Excerpt from a dataset
^^^^

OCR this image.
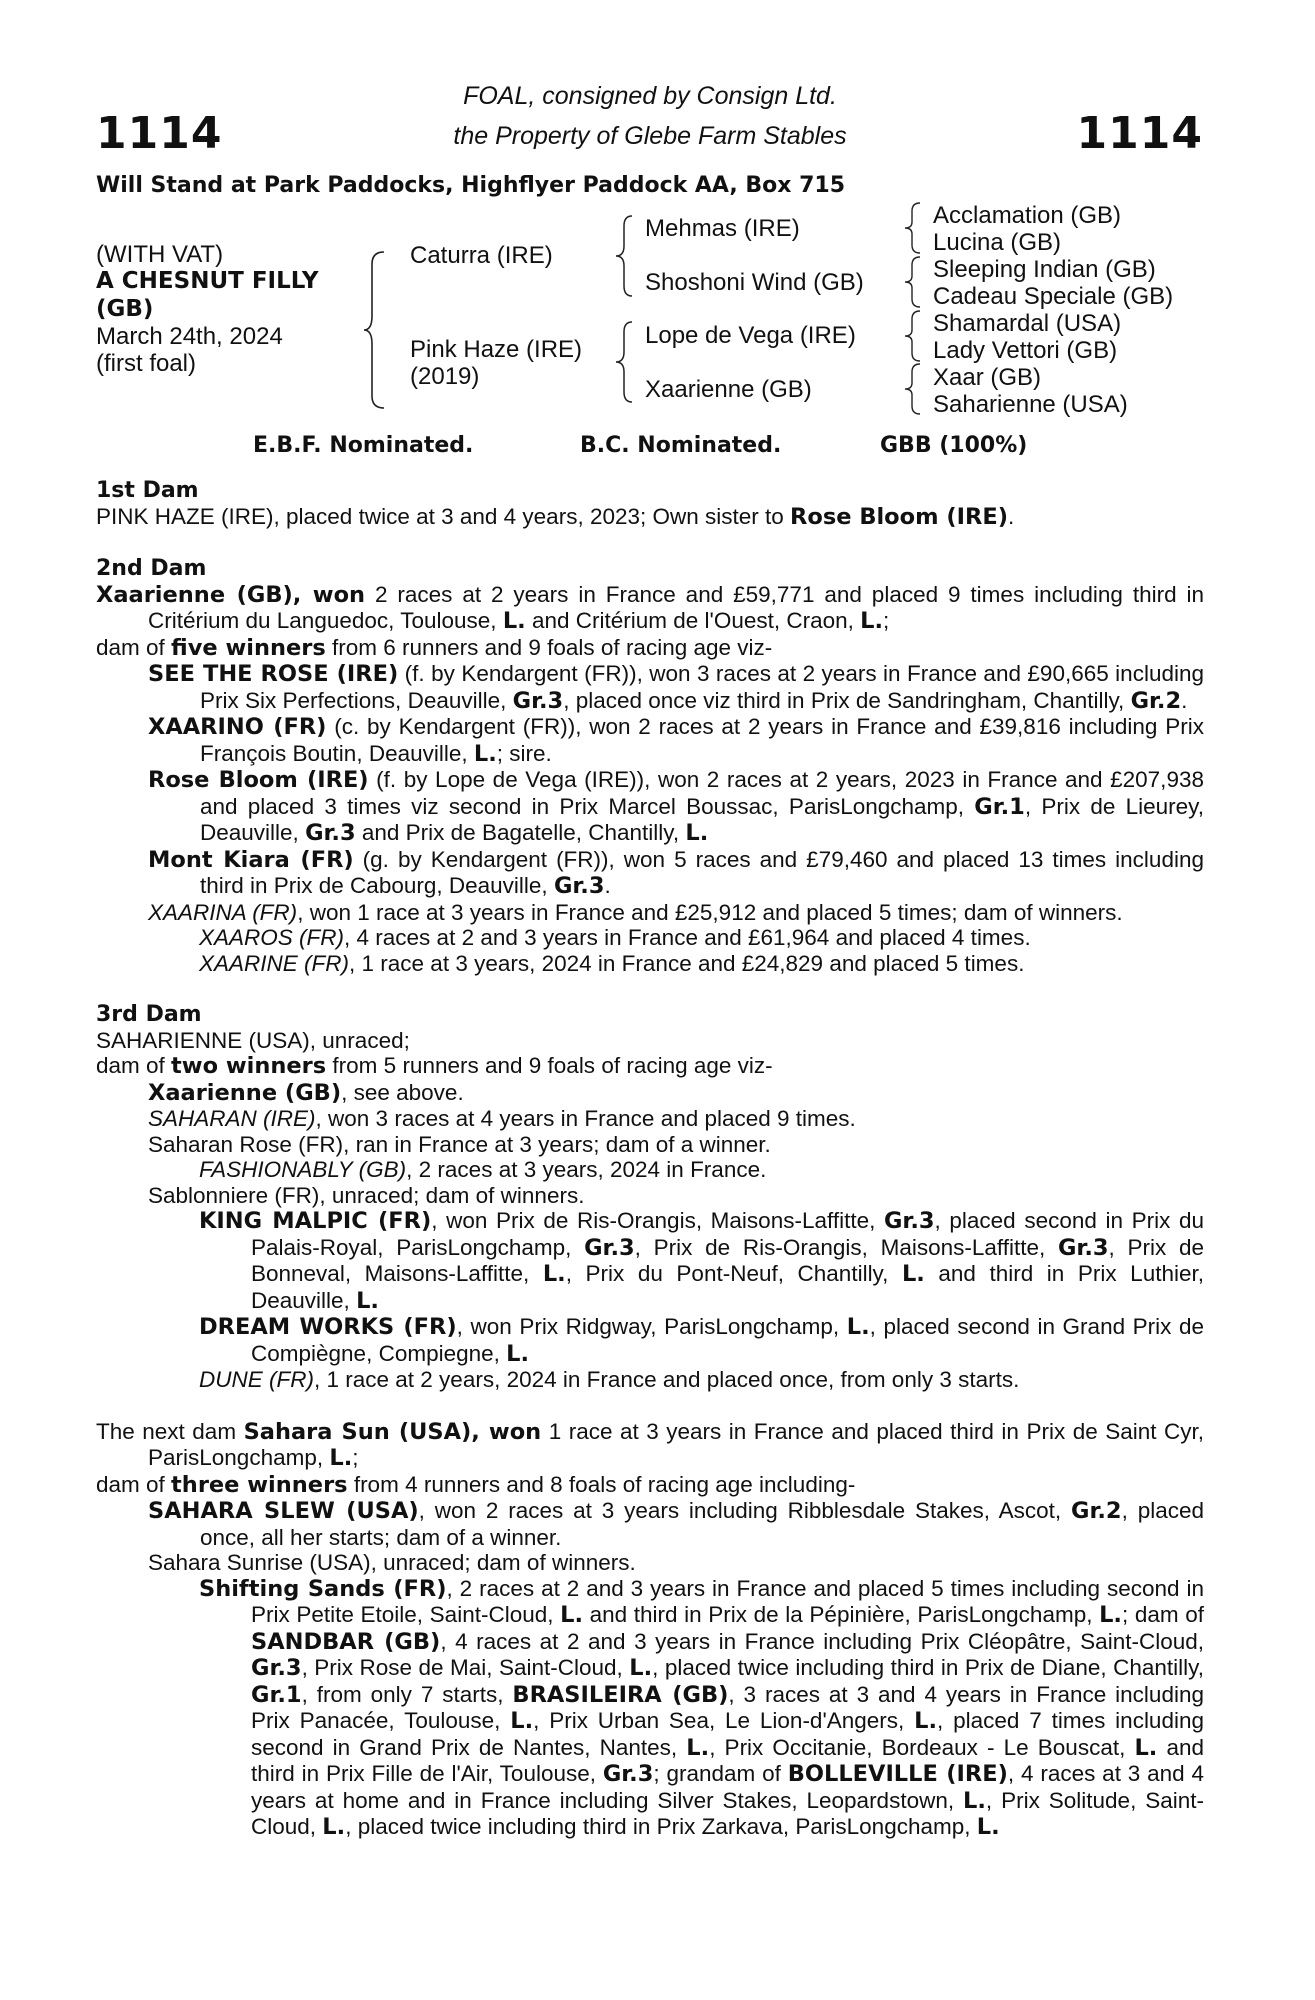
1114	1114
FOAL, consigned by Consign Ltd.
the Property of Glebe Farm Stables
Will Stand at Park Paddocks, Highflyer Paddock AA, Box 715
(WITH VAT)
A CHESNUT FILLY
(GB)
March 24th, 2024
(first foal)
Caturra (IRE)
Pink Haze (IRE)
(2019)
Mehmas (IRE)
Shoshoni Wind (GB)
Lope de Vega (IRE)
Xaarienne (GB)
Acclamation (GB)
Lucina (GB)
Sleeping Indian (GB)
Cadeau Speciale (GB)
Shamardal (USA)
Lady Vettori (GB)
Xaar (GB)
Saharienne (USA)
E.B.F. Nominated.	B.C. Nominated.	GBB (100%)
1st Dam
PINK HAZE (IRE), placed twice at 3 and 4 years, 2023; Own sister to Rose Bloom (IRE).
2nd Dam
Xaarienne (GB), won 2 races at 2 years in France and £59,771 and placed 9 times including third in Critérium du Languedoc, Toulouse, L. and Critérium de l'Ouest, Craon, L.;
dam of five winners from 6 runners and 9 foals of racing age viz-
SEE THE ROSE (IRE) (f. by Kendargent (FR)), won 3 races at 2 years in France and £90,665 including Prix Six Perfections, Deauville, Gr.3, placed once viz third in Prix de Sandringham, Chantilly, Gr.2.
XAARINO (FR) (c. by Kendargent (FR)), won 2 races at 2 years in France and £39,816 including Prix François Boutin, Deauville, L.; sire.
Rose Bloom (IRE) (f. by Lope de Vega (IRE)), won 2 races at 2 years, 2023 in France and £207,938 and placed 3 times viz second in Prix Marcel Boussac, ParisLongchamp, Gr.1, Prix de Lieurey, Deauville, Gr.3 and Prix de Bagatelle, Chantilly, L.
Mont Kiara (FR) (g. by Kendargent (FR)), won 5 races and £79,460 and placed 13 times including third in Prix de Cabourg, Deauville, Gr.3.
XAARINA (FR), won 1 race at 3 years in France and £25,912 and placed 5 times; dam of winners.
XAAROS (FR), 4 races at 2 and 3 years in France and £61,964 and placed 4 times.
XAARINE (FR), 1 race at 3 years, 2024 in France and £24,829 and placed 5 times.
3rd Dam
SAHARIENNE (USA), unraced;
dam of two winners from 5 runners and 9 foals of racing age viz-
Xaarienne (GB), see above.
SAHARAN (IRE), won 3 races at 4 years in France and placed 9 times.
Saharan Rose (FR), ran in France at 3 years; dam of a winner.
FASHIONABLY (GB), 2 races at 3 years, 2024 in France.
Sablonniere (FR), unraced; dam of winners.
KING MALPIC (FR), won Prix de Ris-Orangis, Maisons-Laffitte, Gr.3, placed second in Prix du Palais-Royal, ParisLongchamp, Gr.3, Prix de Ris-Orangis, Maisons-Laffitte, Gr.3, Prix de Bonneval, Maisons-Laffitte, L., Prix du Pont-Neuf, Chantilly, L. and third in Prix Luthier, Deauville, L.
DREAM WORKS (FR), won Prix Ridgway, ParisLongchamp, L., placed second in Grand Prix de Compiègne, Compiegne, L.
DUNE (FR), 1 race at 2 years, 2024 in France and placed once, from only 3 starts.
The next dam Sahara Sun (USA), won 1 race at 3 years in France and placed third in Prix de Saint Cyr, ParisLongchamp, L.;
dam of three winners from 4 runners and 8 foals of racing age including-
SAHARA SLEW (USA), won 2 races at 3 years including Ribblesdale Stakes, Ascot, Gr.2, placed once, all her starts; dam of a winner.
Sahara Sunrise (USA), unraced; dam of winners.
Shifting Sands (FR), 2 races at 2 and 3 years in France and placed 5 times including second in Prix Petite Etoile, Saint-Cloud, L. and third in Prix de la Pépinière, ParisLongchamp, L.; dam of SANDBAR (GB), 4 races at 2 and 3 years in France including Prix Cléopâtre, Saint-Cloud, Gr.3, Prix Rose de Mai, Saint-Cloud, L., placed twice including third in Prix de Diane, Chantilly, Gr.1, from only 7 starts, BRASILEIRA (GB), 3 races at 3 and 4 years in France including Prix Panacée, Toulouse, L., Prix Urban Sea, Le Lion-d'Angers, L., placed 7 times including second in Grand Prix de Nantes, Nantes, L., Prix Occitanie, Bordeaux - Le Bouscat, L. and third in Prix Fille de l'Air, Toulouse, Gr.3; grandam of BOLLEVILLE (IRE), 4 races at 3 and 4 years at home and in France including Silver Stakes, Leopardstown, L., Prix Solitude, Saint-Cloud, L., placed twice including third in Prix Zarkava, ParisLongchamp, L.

^^^^

■ **Written instruction**
Collect, from the material above, every line containing the word "foals".

■ **The completed task**
dam of five winners from 6 runners and 9 foals of racing age viz-
dam of two winners from 5 runners and 9 foals of racing age viz-
dam of three winners from 4 runners and 8 foals of racing age including-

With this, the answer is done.